▶ Direction:
Quote the records word for word from their first line through the line that contains "modal-title: Login to", including both of those lines.

▶ Excerpted records:

══════════

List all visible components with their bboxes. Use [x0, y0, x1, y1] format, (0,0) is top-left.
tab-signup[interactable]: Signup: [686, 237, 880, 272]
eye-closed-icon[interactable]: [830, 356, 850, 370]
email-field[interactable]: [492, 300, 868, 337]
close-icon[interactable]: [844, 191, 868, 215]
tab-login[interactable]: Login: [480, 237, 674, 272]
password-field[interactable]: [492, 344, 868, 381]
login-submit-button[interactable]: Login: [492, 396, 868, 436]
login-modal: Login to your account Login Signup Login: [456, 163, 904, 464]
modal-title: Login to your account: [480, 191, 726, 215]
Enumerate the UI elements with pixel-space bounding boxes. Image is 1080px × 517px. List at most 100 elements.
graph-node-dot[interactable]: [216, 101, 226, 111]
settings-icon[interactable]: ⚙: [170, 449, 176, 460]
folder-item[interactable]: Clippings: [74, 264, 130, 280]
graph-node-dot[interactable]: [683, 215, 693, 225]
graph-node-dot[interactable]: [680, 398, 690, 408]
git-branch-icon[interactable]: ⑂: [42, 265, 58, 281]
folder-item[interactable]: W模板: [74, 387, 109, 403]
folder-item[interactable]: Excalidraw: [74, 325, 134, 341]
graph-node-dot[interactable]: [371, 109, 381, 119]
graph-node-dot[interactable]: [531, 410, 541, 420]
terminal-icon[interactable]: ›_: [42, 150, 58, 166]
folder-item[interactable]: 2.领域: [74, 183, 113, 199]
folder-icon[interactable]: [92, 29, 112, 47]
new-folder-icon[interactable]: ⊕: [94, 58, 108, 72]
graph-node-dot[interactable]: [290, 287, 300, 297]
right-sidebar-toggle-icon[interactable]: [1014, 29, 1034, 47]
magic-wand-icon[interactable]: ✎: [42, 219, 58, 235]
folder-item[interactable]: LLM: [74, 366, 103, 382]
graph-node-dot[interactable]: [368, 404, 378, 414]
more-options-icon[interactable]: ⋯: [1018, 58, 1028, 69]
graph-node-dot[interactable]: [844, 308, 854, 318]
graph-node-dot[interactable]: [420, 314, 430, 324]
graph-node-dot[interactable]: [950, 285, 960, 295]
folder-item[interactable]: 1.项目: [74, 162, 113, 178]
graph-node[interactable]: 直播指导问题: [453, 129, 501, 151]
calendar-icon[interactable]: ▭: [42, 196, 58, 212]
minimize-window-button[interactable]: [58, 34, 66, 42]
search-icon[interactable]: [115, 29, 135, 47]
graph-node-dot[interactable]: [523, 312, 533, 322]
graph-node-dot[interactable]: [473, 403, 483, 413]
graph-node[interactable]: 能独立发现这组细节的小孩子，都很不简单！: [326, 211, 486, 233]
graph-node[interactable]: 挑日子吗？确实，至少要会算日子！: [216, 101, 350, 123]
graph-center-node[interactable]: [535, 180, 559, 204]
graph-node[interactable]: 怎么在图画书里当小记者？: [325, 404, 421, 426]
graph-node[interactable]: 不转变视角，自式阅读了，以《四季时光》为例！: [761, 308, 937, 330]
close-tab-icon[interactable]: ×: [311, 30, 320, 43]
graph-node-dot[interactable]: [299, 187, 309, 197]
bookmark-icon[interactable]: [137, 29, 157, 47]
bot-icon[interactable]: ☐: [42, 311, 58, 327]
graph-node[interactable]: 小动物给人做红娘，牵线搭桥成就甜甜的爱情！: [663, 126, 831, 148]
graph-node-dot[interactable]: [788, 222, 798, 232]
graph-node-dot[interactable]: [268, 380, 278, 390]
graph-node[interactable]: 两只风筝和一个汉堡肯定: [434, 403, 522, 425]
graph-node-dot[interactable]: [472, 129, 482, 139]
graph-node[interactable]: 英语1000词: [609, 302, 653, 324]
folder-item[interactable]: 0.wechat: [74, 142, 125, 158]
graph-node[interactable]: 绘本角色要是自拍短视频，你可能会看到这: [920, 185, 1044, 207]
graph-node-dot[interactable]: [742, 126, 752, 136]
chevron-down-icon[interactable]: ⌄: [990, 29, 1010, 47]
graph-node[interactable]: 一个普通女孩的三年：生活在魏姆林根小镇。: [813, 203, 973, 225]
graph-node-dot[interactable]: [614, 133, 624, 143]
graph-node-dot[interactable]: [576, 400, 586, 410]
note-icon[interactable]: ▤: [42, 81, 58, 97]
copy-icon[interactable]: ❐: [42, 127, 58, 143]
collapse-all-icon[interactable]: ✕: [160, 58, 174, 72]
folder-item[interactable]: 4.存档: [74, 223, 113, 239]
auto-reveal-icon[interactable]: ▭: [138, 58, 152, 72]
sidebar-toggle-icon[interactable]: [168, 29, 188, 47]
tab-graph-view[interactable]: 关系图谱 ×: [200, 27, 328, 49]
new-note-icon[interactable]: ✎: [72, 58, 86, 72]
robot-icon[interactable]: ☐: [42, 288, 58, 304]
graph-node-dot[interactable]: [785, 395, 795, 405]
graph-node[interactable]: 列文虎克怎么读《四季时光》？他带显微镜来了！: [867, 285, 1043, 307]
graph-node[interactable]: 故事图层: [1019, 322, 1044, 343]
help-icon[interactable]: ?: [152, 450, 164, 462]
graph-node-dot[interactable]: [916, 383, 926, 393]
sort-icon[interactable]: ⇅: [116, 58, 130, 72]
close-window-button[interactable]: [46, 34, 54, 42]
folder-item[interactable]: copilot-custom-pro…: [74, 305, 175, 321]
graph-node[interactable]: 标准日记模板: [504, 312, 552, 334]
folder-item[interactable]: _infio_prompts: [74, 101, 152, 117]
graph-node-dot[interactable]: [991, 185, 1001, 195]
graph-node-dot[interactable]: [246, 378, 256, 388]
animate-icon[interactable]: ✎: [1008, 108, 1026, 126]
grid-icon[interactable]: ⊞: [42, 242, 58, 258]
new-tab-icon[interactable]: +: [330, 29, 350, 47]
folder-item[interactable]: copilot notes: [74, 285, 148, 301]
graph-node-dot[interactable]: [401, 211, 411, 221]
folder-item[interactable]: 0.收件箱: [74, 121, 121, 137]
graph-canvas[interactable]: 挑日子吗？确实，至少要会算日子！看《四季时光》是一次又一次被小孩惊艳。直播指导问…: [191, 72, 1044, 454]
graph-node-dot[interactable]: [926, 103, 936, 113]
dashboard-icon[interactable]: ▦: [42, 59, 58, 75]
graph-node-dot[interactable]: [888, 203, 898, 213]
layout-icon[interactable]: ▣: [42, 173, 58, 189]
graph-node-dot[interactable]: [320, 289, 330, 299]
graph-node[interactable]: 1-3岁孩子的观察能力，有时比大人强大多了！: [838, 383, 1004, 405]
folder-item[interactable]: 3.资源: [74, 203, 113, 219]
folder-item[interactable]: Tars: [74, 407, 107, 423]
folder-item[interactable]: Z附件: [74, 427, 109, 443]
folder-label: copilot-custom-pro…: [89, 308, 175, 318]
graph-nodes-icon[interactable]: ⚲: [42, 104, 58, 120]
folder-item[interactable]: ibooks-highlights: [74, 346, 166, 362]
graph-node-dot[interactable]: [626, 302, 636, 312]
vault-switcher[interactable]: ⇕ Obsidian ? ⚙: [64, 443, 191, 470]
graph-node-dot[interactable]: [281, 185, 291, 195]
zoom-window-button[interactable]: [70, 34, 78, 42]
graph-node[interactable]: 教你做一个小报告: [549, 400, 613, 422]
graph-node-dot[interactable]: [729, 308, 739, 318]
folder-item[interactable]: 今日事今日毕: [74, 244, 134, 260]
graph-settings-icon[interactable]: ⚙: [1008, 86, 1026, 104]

══════════

▶ Completed exercise:
List all visible components with their bboxes. Use [x0, y0, x1, y1] format, (0,0) is top-left.
tab-signup[interactable]: Signup: [686, 237, 880, 272]
eye-closed-icon[interactable]: [830, 356, 850, 370]
email-field[interactable]: [492, 300, 868, 337]
close-icon[interactable]: [844, 191, 868, 215]
tab-login[interactable]: Login: [480, 237, 674, 272]
password-field[interactable]: [492, 344, 868, 381]
login-submit-button[interactable]: Login: [492, 396, 868, 436]
login-modal: Login to your account Login Signup Login: [456, 163, 904, 464]
modal-title: Login to your account: [480, 191, 726, 215]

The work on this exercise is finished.